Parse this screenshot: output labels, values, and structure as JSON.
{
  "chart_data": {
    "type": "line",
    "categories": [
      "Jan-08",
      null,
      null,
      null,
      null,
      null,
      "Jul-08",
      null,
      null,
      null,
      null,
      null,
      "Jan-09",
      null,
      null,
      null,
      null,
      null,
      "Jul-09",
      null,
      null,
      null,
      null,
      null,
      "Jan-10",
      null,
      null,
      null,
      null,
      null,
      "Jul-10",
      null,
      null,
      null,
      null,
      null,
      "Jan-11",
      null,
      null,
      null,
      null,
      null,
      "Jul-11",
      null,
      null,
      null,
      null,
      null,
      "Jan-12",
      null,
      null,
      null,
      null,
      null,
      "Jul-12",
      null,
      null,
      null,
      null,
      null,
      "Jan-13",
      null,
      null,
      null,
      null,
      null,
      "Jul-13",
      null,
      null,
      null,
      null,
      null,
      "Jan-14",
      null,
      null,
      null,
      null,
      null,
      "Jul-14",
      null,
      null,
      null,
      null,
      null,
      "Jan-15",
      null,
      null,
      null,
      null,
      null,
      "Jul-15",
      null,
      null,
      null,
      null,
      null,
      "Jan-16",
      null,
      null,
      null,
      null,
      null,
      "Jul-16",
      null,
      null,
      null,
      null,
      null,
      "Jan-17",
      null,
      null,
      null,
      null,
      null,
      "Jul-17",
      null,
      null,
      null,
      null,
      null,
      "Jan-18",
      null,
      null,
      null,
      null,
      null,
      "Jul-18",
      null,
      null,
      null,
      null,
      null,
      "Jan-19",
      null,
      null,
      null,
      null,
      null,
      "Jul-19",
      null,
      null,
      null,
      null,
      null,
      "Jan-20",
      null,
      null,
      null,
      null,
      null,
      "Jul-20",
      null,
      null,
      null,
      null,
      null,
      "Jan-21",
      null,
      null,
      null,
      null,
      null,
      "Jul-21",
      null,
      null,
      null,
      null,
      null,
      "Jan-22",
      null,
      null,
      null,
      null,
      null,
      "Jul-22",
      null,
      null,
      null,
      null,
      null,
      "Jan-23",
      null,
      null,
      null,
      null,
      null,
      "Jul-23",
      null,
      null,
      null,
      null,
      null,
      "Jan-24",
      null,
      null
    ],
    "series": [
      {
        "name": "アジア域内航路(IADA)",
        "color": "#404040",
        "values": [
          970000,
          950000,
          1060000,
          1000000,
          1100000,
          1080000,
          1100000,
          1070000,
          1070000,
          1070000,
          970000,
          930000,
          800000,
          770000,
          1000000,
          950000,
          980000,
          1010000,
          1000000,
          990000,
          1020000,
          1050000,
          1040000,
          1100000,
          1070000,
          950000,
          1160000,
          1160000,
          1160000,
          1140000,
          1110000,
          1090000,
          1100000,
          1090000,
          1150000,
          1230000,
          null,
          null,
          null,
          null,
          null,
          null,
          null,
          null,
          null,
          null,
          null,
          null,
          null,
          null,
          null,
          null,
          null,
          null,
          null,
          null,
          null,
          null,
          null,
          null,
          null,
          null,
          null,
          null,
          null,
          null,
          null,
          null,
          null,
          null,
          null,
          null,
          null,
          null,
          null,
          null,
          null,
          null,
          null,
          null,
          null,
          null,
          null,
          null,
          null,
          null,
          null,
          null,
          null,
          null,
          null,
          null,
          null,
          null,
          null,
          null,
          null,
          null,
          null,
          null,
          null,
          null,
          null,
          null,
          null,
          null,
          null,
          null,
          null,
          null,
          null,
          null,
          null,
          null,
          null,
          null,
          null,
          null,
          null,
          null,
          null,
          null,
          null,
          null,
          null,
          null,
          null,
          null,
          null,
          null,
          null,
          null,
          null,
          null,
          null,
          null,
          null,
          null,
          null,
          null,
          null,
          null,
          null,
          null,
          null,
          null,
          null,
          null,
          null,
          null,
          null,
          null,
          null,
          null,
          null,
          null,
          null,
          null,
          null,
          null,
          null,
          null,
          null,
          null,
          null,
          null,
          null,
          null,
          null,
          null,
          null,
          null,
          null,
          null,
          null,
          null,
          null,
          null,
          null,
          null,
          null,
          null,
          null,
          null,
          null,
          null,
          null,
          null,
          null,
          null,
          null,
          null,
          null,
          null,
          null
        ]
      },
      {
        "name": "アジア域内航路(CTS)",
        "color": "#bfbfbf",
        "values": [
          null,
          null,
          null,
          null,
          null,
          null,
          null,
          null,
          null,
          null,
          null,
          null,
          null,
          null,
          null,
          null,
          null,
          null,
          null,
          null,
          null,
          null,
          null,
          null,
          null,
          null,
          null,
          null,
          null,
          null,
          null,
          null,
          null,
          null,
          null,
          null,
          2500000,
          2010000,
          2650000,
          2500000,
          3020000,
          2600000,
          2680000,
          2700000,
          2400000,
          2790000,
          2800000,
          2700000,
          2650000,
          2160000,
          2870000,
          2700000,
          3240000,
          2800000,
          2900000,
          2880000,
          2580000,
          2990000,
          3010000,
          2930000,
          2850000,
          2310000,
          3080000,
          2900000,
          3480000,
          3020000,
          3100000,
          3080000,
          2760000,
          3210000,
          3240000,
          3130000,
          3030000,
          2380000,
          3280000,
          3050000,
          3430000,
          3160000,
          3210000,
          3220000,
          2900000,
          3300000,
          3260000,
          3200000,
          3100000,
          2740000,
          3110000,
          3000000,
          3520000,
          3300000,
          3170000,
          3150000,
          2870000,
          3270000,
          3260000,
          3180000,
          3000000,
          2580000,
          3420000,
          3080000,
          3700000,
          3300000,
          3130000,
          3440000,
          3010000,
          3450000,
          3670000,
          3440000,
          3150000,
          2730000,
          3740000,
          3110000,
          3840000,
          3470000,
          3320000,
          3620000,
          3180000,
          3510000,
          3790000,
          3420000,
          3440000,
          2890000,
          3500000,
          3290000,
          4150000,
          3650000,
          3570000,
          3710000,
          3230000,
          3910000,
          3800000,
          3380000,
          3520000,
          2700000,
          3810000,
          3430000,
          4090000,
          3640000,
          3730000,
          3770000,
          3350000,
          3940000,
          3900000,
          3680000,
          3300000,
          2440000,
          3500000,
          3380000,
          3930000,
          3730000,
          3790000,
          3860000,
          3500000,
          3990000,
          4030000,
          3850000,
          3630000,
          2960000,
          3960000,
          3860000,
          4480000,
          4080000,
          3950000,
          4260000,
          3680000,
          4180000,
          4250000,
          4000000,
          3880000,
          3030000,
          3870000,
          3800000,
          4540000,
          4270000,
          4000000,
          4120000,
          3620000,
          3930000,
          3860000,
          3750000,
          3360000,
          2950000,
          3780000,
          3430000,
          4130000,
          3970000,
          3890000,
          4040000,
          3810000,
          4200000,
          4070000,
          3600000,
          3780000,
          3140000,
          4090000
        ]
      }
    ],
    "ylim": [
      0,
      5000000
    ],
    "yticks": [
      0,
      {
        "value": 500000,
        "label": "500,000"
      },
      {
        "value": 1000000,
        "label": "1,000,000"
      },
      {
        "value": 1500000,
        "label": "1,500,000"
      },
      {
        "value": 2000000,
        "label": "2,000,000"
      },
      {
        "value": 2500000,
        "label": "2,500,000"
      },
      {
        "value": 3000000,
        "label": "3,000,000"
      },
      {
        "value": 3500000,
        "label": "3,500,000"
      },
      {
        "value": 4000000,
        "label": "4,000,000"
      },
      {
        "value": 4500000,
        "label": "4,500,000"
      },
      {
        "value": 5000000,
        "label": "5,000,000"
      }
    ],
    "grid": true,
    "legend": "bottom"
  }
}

OBJECTIVE>
Extract the whole listing, character for character.

SOLUTION BELOW>
Parse this screenshot: output labels, values, and structure as JSON.
{
  "chart_data": {
    "type": "line",
    "categories": [
      "Jan-08",
      null,
      null,
      null,
      null,
      null,
      "Jul-08",
      null,
      null,
      null,
      null,
      null,
      "Jan-09",
      null,
      null,
      null,
      null,
      null,
      "Jul-09",
      null,
      null,
      null,
      null,
      null,
      "Jan-10",
      null,
      null,
      null,
      null,
      null,
      "Jul-10",
      null,
      null,
      null,
      null,
      null,
      "Jan-11",
      null,
      null,
      null,
      null,
      null,
      "Jul-11",
      null,
      null,
      null,
      null,
      null,
      "Jan-12",
      null,
      null,
      null,
      null,
      null,
      "Jul-12",
      null,
      null,
      null,
      null,
      null,
      "Jan-13",
      null,
      null,
      null,
      null,
      null,
      "Jul-13",
      null,
      null,
      null,
      null,
      null,
      "Jan-14",
      null,
      null,
      null,
      null,
      null,
      "Jul-14",
      null,
      null,
      null,
      null,
      null,
      "Jan-15",
      null,
      null,
      null,
      null,
      null,
      "Jul-15",
      null,
      null,
      null,
      null,
      null,
      "Jan-16",
      null,
      null,
      null,
      null,
      null,
      "Jul-16",
      null,
      null,
      null,
      null,
      null,
      "Jan-17",
      null,
      null,
      null,
      null,
      null,
      "Jul-17",
      null,
      null,
      null,
      null,
      null,
      "Jan-18",
      null,
      null,
      null,
      null,
      null,
      "Jul-18",
      null,
      null,
      null,
      null,
      null,
      "Jan-19",
      null,
      null,
      null,
      null,
      null,
      "Jul-19",
      null,
      null,
      null,
      null,
      null,
      "Jan-20",
      null,
      null,
      null,
      null,
      null,
      "Jul-20",
      null,
      null,
      null,
      null,
      null,
      "Jan-21",
      null,
      null,
      null,
      null,
      null,
      "Jul-21",
      null,
      null,
      null,
      null,
      null,
      "Jan-22",
      null,
      null,
      null,
      null,
      null,
      "Jul-22",
      null,
      null,
      null,
      null,
      null,
      "Jan-23",
      null,
      null,
      null,
      null,
      null,
      "Jul-23",
      null,
      null,
      null,
      null,
      null,
      "Jan-24",
      null,
      null
    ],
    "series": [
      {
        "name": "アジア域内航路(IADA)",
        "color": "#404040",
        "values": [
          970000,
          950000,
          1060000,
          1000000,
          1100000,
          1080000,
          1100000,
          1070000,
          1070000,
          1070000,
          970000,
          930000,
          800000,
          770000,
          1000000,
          950000,
          980000,
          1010000,
          1000000,
          990000,
          1020000,
          1050000,
          1040000,
          1100000,
          1070000,
          950000,
          1160000,
          1160000,
          1160000,
          1140000,
          1110000,
          1090000,
          1100000,
          1090000,
          1150000,
          1230000,
          null,
          null,
          null,
          null,
          null,
          null,
          null,
          null,
          null,
          null,
          null,
          null,
          null,
          null,
          null,
          null,
          null,
          null,
          null,
          null,
          null,
          null,
          null,
          null,
          null,
          null,
          null,
          null,
          null,
          null,
          null,
          null,
          null,
          null,
          null,
          null,
          null,
          null,
          null,
          null,
          null,
          null,
          null,
          null,
          null,
          null,
          null,
          null,
          null,
          null,
          null,
          null,
          null,
          null,
          null,
          null,
          null,
          null,
          null,
          null,
          null,
          null,
          null,
          null,
          null,
          null,
          null,
          null,
          null,
          null,
          null,
          null,
          null,
          null,
          null,
          null,
          null,
          null,
          null,
          null,
          null,
          null,
          null,
          null,
          null,
          null,
          null,
          null,
          null,
          null,
          null,
          null,
          null,
          null,
          null,
          null,
          null,
          null,
          null,
          null,
          null,
          null,
          null,
          null,
          null,
          null,
          null,
          null,
          null,
          null,
          null,
          null,
          null,
          null,
          null,
          null,
          null,
          null,
          null,
          null,
          null,
          null,
          null,
          null,
          null,
          null,
          null,
          null,
          null,
          null,
          null,
          null,
          null,
          null,
          null,
          null,
          null,
          null,
          null,
          null,
          null,
          null,
          null,
          null,
          null,
          null,
          null,
          null,
          null,
          null,
          null,
          null,
          null,
          null,
          null,
          null,
          null,
          null,
          null
        ]
      },
      {
        "name": "アジア域内航路(CTS)",
        "color": "#bfbfbf",
        "values": [
          null,
          null,
          null,
          null,
          null,
          null,
          null,
          null,
          null,
          null,
          null,
          null,
          null,
          null,
          null,
          null,
          null,
          null,
          null,
          null,
          null,
          null,
          null,
          null,
          null,
          null,
          null,
          null,
          null,
          null,
          null,
          null,
          null,
          null,
          null,
          null,
          2500000,
          2010000,
          2650000,
          2500000,
          3020000,
          2600000,
          2680000,
          2700000,
          2400000,
          2790000,
          2800000,
          2700000,
          2650000,
          2160000,
          2870000,
          2700000,
          3240000,
          2800000,
          2900000,
          2880000,
          2580000,
          2990000,
          3010000,
          2930000,
          2850000,
          2310000,
          3080000,
          2900000,
          3480000,
          3020000,
          3100000,
          3080000,
          2760000,
          3210000,
          3240000,
          3130000,
          3030000,
          2380000,
          3280000,
          3050000,
          3430000,
          3160000,
          3210000,
          3220000,
          2900000,
          3300000,
          3260000,
          3200000,
          3100000,
          2740000,
          3110000,
          3000000,
          3520000,
          3300000,
          3170000,
          3150000,
          2870000,
          3270000,
          3260000,
          3180000,
          3000000,
          2580000,
          3420000,
          3080000,
          3700000,
          3300000,
          3130000,
          3440000,
          3010000,
          3450000,
          3670000,
          3440000,
          3150000,
          2730000,
          3740000,
          3110000,
          3840000,
          3470000,
          3320000,
          3620000,
          3180000,
          3510000,
          3790000,
          3420000,
          3440000,
          2890000,
          3500000,
          3290000,
          4150000,
          3650000,
          3570000,
          3710000,
          3230000,
          3910000,
          3800000,
          3380000,
          3520000,
          2700000,
          3810000,
          3430000,
          4090000,
          3640000,
          3730000,
          3770000,
          3350000,
          3940000,
          3900000,
          3680000,
          3300000,
          2440000,
          3500000,
          3380000,
          3930000,
          3730000,
          3790000,
          3860000,
          3500000,
          3990000,
          4030000,
          3850000,
          3630000,
          2960000,
          3960000,
          3860000,
          4480000,
          4080000,
          3950000,
          4260000,
          3680000,
          4180000,
          4250000,
          4000000,
          3880000,
          3030000,
          3870000,
          3800000,
          4540000,
          4270000,
          4000000,
          4120000,
          3620000,
          3930000,
          3860000,
          3750000,
          3360000,
          2950000,
          3780000,
          3430000,
          4130000,
          3970000,
          3890000,
          4040000,
          3810000,
          4200000,
          4070000,
          3600000,
          3780000,
          3140000,
          4090000
        ]
      }
    ],
    "ylim": [
      0,
      5000000
    ],
    "yticks": [
      0,
      {
        "value": 500000,
        "label": "500,000"
      },
      {
        "value": 1000000,
        "label": "1,000,000"
      },
      {
        "value": 1500000,
        "label": "1,500,000"
      },
      {
        "value": 2000000,
        "label": "2,000,000"
      },
      {
        "value": 2500000,
        "label": "2,500,000"
      },
      {
        "value": 3000000,
        "label": "3,000,000"
      },
      {
        "value": 3500000,
        "label": "3,500,000"
      },
      {
        "value": 4000000,
        "label": "4,000,000"
      },
      {
        "value": 4500000,
        "label": "4,500,000"
      },
      {
        "value": 5000000,
        "label": "5,000,000"
      }
    ],
    "grid": true,
    "legend": "bottom"
  }
}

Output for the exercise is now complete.